» **Directions**: Provide a single number: the count of lines containing the string "center".
--- BEGIN ---
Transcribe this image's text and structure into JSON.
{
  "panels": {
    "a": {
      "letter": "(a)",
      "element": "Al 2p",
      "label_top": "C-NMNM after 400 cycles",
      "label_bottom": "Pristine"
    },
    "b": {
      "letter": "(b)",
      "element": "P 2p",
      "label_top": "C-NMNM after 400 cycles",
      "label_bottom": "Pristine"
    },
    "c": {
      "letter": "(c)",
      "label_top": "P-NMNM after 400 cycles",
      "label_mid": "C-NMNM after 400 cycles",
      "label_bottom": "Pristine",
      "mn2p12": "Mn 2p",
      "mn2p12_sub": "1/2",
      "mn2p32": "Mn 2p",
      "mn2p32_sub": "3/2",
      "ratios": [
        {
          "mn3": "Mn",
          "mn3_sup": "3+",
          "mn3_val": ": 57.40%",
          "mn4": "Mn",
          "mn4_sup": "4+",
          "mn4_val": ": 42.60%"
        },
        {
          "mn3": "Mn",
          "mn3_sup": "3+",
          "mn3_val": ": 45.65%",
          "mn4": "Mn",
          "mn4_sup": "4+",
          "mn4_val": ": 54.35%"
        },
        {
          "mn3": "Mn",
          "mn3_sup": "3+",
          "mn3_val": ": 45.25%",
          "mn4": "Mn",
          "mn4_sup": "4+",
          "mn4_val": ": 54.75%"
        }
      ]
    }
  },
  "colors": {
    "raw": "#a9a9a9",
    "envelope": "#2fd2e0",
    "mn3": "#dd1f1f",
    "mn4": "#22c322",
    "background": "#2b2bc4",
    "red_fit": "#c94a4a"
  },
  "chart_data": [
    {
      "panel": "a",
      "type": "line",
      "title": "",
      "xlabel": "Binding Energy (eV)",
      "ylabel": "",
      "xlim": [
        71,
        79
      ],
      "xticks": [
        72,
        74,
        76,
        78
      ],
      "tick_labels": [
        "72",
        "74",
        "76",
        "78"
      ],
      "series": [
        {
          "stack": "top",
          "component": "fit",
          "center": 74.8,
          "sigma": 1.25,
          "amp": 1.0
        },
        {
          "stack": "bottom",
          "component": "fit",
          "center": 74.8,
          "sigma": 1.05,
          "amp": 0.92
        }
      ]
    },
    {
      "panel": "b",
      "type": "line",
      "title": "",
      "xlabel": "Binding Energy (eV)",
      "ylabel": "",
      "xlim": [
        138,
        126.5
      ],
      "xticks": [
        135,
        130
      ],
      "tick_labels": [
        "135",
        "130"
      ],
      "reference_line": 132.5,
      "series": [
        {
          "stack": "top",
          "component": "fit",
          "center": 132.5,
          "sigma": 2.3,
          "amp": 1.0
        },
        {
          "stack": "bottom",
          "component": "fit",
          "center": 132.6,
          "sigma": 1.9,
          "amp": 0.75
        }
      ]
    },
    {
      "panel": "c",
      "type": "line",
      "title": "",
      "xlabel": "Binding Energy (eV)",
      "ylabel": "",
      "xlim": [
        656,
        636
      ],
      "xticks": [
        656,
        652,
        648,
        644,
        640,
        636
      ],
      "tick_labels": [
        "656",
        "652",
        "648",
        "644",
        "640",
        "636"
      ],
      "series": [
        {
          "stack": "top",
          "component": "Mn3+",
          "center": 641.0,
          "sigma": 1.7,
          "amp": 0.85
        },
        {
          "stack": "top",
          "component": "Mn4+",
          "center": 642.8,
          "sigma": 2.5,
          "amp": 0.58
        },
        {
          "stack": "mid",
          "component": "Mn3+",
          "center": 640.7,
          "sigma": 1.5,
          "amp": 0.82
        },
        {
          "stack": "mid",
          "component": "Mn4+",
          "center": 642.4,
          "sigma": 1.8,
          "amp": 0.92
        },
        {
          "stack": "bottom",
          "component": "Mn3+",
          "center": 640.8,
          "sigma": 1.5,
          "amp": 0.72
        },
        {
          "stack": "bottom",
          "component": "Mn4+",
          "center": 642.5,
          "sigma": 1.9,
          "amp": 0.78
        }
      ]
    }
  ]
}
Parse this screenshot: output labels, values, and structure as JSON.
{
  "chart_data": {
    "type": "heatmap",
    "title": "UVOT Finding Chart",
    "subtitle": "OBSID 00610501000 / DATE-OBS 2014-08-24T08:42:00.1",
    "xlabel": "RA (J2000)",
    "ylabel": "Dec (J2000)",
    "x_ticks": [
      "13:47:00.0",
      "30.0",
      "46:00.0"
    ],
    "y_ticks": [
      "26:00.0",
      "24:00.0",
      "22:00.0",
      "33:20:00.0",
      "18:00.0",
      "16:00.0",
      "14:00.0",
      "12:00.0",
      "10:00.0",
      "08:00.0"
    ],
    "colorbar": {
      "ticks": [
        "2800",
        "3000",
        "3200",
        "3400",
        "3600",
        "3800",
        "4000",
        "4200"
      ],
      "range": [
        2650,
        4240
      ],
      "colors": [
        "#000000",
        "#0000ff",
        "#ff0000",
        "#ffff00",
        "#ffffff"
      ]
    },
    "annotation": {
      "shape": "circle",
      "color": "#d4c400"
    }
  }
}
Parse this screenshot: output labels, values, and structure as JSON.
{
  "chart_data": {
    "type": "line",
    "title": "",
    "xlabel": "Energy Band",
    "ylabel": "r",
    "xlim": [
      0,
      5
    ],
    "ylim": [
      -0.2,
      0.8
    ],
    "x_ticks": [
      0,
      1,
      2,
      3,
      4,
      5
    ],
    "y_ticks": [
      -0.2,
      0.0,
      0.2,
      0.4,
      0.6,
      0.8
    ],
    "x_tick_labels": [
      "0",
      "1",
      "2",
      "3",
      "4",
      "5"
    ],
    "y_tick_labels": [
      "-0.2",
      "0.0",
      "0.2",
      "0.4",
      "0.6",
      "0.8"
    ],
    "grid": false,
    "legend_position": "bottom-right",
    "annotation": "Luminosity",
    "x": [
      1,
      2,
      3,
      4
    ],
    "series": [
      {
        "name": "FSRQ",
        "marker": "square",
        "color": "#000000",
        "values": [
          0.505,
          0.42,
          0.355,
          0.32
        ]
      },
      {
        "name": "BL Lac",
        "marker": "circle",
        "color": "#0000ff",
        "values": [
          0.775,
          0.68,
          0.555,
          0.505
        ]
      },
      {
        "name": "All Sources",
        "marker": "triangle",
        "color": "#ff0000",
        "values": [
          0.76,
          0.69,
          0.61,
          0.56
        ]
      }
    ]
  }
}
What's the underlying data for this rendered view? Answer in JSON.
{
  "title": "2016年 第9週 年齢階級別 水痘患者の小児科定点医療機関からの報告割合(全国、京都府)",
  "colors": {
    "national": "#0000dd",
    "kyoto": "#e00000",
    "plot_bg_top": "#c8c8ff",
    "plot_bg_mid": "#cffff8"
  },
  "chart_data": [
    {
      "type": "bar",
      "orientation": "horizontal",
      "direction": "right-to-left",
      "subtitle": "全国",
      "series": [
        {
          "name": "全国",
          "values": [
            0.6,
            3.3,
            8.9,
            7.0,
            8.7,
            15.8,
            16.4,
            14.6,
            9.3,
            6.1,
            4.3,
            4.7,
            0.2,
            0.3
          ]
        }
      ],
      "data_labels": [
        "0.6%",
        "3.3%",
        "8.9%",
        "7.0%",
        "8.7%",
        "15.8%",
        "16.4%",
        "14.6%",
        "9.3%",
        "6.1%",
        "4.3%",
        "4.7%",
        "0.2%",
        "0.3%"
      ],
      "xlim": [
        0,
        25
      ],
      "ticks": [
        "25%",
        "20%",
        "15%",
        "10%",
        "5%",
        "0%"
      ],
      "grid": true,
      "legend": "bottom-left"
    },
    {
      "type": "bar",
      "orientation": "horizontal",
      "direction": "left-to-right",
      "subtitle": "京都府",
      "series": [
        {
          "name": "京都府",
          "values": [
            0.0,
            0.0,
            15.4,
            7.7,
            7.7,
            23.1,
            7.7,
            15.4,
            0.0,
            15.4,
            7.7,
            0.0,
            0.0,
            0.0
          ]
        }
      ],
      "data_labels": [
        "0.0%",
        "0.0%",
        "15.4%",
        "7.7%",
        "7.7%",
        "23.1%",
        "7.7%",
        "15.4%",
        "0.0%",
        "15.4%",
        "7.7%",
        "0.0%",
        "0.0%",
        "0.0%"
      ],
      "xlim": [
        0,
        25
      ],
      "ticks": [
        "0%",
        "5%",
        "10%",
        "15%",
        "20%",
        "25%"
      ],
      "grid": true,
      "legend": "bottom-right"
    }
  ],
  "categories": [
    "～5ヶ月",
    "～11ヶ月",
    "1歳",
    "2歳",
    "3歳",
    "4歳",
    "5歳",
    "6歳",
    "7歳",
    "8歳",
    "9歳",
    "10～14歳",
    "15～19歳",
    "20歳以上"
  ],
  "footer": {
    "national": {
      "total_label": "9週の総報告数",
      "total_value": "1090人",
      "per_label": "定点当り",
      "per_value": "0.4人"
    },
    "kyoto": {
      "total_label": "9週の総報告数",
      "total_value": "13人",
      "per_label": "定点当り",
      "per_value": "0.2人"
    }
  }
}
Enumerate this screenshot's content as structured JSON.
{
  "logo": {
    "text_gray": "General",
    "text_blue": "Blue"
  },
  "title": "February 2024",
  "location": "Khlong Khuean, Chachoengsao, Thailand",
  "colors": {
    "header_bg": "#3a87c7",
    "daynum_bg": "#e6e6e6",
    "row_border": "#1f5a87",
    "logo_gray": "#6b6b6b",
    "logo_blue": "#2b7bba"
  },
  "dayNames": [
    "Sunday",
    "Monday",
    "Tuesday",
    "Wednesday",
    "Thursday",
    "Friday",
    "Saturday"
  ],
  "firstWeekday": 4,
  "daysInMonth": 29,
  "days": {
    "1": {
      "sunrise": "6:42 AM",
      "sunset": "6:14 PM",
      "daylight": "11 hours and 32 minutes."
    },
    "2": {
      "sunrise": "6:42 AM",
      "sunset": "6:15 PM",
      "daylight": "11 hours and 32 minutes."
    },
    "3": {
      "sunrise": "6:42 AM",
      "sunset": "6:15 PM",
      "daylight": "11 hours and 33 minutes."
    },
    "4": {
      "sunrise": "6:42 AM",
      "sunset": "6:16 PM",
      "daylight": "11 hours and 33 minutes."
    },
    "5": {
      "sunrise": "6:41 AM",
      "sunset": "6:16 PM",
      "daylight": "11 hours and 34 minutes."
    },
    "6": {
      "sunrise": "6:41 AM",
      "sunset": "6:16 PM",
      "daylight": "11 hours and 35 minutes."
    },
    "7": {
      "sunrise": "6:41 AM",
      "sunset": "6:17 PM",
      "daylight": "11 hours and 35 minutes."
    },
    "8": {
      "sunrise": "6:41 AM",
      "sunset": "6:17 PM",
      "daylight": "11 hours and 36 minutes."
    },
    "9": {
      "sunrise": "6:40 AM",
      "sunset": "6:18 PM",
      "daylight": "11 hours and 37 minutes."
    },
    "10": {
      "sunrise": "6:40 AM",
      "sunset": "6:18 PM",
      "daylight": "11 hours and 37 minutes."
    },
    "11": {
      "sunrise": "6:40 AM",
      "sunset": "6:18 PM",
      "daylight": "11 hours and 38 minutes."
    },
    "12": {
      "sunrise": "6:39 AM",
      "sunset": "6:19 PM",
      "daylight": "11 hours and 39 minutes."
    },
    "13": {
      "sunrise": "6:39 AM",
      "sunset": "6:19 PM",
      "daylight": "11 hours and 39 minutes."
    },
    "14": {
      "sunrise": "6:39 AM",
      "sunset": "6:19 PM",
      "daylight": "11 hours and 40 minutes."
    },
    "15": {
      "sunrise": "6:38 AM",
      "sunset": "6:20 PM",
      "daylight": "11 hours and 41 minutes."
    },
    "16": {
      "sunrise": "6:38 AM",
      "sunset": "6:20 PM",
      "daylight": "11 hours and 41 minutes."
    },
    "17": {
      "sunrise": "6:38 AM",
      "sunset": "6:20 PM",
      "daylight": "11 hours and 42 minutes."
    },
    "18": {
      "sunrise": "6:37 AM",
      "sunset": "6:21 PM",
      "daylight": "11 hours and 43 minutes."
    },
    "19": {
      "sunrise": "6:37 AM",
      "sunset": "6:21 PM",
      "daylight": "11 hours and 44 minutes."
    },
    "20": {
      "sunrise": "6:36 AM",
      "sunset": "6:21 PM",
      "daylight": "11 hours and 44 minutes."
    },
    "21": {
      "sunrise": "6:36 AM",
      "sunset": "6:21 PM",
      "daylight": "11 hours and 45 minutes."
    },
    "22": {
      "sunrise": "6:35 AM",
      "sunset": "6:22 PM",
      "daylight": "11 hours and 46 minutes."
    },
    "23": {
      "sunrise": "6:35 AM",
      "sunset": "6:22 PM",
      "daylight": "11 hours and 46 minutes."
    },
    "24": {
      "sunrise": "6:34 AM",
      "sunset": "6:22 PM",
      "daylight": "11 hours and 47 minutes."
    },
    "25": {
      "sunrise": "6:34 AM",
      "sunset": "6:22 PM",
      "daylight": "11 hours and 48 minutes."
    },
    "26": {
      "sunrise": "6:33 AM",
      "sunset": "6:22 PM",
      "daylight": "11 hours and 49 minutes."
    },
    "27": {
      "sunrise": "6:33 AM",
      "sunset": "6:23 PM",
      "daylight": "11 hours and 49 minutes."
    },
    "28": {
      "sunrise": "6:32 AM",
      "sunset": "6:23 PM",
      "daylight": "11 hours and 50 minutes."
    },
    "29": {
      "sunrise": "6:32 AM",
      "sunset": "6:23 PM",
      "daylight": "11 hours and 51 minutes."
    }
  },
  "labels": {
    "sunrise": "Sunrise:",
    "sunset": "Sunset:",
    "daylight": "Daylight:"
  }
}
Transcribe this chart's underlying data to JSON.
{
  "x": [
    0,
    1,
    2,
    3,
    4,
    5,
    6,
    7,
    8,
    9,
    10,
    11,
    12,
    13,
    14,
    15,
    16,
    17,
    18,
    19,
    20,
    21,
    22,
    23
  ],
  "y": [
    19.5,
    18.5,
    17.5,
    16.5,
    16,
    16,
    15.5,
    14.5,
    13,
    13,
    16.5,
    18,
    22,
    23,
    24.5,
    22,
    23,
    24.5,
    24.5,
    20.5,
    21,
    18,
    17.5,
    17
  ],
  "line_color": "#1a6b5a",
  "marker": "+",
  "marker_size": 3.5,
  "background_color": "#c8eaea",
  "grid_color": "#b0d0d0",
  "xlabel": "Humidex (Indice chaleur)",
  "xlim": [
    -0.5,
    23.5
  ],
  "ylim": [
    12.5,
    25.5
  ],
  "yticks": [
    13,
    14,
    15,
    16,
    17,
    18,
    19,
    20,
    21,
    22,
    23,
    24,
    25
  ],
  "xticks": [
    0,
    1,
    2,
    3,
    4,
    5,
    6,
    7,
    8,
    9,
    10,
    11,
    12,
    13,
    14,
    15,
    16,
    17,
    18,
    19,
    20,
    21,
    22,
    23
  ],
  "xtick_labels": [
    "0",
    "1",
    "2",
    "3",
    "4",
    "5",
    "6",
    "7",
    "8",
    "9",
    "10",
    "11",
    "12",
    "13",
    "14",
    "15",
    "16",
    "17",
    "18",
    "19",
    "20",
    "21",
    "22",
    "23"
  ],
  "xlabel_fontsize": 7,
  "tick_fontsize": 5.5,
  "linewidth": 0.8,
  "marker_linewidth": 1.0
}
--- END ---
» **Output for this exercise**: 10